• [Dataset entries]:
## START

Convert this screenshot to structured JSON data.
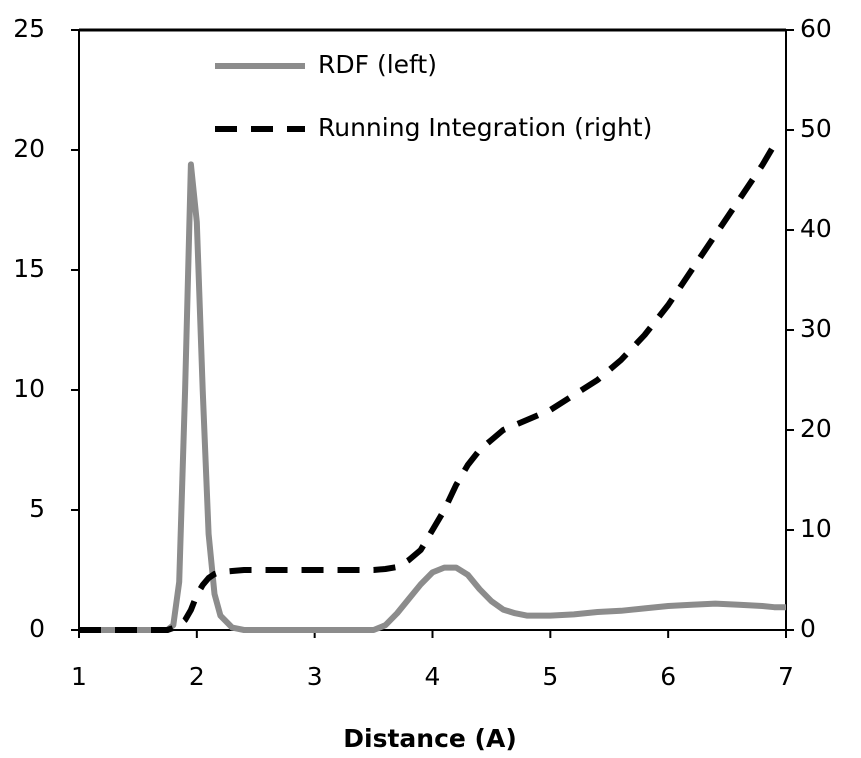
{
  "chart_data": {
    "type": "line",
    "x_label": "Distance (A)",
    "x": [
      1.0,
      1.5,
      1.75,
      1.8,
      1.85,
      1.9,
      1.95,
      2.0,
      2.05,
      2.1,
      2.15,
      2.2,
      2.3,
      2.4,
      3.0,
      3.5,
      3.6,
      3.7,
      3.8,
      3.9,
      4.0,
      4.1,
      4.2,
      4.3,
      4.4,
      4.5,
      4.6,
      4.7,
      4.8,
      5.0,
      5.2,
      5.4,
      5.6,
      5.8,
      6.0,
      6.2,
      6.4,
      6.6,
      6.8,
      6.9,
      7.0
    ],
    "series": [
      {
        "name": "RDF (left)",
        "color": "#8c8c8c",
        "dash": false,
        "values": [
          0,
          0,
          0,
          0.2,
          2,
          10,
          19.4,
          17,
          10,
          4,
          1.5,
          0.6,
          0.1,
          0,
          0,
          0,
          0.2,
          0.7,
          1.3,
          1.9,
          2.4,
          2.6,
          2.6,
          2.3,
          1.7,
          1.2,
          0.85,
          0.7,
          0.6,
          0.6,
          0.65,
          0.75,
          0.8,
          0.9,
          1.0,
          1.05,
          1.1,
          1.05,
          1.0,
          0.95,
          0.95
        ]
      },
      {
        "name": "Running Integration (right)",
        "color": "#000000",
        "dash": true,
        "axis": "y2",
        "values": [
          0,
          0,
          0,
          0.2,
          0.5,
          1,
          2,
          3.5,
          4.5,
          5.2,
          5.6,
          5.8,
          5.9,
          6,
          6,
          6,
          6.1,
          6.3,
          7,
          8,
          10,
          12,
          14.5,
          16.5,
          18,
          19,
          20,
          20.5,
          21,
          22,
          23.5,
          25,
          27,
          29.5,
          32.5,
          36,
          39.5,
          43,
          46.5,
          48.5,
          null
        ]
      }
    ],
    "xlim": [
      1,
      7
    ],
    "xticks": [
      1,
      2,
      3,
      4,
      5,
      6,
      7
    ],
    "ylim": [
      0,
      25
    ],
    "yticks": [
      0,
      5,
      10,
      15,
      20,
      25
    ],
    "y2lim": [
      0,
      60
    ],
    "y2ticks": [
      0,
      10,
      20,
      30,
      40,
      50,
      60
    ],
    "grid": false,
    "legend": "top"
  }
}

## END
## START

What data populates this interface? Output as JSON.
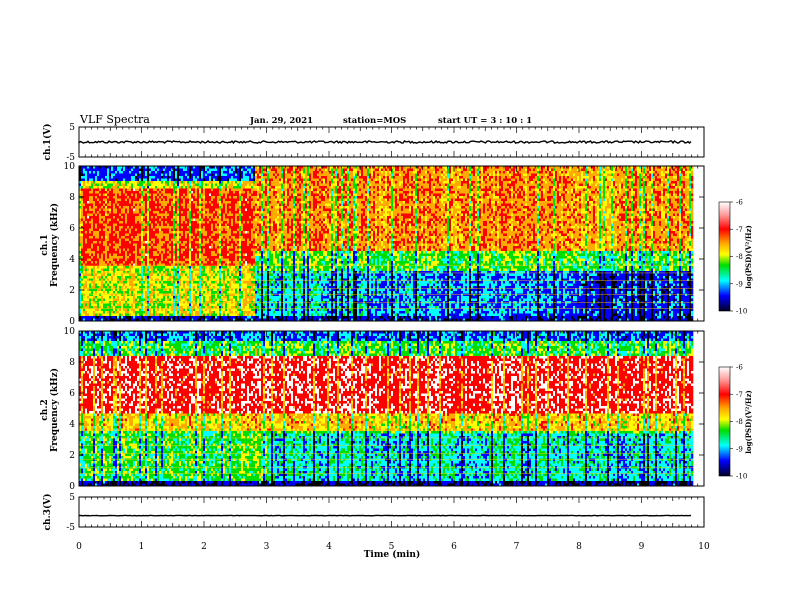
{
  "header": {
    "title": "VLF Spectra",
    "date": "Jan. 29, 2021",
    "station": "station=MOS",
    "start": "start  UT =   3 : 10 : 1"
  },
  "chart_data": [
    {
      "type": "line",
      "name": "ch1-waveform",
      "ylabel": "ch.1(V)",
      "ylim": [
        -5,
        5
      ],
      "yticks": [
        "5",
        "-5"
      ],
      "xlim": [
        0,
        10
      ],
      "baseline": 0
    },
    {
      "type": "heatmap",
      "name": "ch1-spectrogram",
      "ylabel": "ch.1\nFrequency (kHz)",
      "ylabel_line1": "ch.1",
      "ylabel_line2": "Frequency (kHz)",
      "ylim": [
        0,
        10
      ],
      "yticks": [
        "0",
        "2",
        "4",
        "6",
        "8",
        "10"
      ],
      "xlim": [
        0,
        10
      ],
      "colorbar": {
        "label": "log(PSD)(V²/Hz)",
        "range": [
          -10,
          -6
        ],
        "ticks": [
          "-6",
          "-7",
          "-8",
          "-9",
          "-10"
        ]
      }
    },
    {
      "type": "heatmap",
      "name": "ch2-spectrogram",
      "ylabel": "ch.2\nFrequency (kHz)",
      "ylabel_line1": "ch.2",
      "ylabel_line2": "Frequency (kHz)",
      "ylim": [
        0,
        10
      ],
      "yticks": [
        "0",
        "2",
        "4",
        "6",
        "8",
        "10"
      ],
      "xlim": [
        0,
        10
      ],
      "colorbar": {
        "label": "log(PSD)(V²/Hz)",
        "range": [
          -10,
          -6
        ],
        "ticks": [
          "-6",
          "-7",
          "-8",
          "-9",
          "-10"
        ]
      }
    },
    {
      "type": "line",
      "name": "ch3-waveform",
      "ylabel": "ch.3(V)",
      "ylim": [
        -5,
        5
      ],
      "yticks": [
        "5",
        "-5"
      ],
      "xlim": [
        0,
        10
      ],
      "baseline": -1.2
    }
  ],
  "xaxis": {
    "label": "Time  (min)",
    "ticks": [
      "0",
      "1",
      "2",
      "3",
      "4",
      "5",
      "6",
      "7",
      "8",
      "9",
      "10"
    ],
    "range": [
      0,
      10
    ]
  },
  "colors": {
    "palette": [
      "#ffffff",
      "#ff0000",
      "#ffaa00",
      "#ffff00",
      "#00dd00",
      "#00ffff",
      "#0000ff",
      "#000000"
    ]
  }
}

## END

• [WRITTEN REQUEST]: Each line that holds the word "nFrequency" should be extracted from the records.

• [SOLUTION TO THE EXERCISE]:
      "ylabel": "ch.1\nFrequency (kHz)",
      "ylabel": "ch.2\nFrequency (kHz)",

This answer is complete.